──────── Provided records ────────

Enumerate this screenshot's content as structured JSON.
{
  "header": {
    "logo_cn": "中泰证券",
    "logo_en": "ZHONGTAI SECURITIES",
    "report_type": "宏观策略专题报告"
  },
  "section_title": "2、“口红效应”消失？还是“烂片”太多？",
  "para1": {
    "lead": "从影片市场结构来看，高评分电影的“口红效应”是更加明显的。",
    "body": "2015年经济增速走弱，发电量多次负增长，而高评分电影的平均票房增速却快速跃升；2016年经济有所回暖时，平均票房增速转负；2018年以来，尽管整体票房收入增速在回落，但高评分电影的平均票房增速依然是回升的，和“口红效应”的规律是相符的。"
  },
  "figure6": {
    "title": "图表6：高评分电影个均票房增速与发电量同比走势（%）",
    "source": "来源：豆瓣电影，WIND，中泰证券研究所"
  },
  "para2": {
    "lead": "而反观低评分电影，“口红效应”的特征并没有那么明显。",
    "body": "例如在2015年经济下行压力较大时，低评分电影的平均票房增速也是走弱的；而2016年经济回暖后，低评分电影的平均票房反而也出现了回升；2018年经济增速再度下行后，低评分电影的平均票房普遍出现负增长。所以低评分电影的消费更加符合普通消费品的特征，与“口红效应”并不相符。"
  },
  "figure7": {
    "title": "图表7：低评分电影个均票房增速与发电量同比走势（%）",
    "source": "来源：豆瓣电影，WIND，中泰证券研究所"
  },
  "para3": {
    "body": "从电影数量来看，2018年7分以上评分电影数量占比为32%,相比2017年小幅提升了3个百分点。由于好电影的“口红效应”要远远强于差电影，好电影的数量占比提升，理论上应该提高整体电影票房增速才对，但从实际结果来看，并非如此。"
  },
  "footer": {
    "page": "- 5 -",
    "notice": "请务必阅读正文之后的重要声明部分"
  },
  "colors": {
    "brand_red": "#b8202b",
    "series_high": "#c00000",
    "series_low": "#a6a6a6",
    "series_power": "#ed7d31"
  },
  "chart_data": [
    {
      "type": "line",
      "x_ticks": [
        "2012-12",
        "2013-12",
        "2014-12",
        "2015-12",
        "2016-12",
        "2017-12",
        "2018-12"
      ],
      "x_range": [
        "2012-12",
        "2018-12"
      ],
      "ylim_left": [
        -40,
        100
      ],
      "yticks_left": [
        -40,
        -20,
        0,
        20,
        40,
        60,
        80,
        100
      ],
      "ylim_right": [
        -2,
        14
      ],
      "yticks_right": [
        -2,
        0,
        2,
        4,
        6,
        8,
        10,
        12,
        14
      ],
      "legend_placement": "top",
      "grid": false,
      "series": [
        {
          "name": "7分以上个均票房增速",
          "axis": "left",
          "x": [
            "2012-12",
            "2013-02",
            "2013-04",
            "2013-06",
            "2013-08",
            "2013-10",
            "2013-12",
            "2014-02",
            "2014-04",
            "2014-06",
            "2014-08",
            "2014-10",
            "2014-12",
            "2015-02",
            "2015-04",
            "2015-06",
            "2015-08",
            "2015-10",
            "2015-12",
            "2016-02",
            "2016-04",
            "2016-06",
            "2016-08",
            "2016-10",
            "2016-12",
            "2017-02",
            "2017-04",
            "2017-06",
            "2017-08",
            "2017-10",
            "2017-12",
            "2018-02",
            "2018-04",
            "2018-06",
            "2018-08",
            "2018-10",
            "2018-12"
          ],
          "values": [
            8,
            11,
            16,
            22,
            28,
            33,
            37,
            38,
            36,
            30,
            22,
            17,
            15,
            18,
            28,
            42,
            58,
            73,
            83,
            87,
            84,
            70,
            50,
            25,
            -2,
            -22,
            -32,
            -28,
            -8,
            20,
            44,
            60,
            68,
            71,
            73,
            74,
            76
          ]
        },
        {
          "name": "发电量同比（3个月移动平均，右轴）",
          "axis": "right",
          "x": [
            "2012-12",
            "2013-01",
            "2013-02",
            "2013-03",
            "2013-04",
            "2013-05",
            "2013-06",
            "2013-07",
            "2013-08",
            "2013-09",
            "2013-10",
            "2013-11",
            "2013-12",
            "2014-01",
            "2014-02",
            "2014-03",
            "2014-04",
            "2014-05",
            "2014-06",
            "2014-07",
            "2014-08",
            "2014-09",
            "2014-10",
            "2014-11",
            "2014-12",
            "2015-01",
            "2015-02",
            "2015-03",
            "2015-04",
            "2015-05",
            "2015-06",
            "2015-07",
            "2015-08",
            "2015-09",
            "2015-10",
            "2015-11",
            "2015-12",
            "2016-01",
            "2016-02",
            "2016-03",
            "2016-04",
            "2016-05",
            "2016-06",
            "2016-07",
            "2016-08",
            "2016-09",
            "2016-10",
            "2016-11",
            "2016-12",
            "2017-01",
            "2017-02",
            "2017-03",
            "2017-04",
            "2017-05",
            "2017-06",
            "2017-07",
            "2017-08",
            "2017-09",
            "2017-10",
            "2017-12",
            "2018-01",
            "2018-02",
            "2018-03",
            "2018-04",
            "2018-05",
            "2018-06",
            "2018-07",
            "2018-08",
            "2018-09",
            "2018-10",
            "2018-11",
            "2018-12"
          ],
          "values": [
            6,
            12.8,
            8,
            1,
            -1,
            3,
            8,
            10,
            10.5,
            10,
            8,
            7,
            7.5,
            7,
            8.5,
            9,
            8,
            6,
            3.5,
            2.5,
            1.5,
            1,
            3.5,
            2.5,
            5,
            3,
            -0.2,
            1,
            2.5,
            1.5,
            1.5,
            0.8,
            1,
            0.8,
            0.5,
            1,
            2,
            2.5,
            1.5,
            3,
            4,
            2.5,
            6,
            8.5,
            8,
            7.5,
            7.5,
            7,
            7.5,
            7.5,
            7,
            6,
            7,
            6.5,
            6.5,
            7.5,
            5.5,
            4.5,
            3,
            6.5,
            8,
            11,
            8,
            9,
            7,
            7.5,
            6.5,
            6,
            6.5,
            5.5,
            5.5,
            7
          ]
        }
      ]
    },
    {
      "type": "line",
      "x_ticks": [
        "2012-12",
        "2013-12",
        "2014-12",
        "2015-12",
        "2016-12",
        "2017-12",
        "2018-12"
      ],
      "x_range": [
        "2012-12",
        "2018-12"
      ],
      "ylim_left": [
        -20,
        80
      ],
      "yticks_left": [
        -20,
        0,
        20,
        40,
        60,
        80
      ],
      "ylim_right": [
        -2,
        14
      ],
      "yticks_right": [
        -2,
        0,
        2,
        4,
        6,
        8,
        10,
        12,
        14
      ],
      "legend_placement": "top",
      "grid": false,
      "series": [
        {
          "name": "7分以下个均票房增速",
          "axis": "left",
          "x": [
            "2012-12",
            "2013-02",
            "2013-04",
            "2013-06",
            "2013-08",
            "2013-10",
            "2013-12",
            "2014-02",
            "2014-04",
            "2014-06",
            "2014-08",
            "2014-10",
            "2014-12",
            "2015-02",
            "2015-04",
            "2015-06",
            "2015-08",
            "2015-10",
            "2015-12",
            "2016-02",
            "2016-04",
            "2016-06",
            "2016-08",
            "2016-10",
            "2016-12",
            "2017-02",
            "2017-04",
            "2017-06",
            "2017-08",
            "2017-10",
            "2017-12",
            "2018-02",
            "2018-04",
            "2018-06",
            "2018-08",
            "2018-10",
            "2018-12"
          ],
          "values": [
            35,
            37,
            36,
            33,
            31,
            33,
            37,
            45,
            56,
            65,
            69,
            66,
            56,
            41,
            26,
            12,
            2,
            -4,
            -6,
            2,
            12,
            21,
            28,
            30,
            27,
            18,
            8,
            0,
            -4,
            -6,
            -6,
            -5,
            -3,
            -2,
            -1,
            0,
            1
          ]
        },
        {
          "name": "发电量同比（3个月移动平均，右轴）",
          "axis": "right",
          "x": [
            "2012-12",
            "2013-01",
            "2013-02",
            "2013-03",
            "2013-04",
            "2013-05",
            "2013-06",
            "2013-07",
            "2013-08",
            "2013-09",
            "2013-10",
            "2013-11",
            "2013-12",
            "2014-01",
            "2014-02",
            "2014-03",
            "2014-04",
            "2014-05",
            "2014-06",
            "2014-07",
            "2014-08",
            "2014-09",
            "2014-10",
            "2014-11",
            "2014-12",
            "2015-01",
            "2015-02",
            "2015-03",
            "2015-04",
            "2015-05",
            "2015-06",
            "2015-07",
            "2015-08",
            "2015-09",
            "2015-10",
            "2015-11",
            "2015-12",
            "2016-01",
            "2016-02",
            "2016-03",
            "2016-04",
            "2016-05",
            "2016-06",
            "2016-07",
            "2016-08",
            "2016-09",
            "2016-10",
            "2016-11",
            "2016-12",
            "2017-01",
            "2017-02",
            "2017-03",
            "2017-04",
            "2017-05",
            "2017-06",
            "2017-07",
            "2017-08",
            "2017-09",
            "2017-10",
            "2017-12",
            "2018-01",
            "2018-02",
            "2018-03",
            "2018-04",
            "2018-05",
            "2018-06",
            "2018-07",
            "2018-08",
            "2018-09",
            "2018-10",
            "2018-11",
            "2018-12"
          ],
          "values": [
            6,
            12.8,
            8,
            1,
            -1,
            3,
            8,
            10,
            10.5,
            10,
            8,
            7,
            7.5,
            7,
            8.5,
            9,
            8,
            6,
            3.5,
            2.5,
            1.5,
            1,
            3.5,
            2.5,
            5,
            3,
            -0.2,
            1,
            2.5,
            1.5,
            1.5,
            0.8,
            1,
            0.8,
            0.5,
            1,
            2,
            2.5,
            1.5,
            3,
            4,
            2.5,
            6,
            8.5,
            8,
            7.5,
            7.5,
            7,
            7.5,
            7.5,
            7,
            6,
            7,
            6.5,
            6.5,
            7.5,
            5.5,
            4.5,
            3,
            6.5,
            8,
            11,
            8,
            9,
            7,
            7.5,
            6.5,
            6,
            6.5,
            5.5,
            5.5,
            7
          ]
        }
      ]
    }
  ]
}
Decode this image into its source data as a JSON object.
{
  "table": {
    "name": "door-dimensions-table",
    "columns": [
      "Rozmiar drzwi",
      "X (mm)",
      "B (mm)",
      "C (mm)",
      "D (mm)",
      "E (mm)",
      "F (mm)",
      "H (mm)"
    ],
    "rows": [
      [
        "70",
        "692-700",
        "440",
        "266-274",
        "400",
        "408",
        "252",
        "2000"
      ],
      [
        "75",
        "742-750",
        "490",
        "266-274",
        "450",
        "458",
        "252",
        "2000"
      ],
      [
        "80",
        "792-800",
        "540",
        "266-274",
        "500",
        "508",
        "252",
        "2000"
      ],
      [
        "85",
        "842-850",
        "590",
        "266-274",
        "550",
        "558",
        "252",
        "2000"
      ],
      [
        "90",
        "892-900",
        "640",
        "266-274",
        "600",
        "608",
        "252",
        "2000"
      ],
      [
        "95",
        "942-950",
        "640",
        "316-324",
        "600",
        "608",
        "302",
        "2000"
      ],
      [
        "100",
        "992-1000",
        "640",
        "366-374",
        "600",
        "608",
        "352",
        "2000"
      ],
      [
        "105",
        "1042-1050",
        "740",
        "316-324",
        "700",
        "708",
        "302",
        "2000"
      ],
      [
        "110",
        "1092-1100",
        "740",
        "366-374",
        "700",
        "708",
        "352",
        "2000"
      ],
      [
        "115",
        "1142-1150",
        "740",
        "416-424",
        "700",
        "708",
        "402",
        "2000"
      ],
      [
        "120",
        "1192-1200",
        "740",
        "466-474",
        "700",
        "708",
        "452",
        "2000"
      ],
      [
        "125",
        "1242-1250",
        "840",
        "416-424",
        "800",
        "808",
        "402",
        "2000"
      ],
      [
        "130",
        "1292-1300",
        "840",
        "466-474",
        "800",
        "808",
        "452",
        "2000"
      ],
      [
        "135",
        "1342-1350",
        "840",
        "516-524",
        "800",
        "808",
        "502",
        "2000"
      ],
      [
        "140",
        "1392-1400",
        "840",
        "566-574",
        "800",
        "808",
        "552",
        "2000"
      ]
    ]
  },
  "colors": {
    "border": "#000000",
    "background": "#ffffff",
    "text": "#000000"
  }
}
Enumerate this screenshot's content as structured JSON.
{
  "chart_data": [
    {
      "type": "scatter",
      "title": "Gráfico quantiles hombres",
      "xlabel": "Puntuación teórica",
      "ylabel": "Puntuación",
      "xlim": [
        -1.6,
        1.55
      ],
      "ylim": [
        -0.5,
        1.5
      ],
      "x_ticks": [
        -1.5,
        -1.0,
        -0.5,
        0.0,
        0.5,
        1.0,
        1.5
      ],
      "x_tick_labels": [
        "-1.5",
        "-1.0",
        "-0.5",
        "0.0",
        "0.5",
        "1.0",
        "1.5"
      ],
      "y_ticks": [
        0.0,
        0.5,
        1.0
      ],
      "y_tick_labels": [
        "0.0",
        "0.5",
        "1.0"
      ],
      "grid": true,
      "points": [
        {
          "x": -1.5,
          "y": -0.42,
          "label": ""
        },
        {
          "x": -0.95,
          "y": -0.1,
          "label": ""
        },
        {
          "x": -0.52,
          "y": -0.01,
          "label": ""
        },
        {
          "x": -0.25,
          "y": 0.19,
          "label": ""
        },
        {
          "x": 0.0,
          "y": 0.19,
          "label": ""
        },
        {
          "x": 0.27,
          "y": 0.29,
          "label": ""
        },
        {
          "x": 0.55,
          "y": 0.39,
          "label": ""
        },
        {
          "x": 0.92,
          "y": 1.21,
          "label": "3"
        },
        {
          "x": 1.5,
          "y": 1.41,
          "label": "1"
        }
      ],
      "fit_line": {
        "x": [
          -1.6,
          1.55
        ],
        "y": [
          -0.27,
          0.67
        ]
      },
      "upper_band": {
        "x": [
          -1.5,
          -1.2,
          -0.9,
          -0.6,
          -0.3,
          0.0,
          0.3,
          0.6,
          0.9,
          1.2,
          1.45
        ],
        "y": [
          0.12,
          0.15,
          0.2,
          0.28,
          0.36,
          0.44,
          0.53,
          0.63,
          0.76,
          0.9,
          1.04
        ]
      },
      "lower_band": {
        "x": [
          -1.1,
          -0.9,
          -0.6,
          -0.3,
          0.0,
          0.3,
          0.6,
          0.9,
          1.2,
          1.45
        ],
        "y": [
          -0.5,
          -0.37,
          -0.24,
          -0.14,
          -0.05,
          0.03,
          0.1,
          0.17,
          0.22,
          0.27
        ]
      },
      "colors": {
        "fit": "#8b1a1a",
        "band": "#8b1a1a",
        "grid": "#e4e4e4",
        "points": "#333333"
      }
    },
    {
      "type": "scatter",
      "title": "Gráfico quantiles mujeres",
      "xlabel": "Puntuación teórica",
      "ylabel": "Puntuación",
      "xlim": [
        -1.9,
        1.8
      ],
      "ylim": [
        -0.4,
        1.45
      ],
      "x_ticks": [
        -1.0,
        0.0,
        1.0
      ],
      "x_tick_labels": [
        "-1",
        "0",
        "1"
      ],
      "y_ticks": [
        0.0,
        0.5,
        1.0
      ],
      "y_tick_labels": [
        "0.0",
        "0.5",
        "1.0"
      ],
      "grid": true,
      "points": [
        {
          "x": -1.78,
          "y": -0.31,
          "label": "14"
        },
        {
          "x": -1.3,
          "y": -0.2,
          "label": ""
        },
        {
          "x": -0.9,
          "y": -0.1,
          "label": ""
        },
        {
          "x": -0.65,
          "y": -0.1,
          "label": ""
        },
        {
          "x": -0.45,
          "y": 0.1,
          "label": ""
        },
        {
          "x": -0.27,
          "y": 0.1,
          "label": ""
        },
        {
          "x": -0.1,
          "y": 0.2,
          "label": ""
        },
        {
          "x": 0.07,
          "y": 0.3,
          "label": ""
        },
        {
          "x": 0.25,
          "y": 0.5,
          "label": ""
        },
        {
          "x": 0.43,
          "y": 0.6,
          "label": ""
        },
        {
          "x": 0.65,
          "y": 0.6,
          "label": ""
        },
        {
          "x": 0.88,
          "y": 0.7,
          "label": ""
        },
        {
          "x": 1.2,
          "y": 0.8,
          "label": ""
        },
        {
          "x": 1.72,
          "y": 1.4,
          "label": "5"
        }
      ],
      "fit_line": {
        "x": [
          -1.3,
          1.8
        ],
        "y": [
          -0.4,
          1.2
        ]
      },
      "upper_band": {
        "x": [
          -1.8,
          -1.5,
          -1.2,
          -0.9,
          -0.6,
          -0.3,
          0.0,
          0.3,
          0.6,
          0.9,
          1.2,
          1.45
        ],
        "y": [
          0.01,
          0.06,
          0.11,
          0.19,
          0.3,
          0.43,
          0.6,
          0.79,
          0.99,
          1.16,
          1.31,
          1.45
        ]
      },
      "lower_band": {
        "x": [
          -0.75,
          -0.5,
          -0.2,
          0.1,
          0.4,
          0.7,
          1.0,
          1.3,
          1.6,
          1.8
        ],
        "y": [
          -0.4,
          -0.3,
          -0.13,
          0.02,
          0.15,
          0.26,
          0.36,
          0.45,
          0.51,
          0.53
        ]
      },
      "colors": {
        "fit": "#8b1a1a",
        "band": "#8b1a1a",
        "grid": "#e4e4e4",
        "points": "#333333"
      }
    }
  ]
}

────────

Pull out every line in the material above where "name" occurs.

▶ [Written solution]:
          "name": "7分以上个均票房增速",
          "name": "发电量同比（3个月移动平均，右轴）",
          "name": "7分以下个均票房增速",
          "name": "发电量同比（3个月移动平均，右轴）",
    "name": "door-dimensions-table",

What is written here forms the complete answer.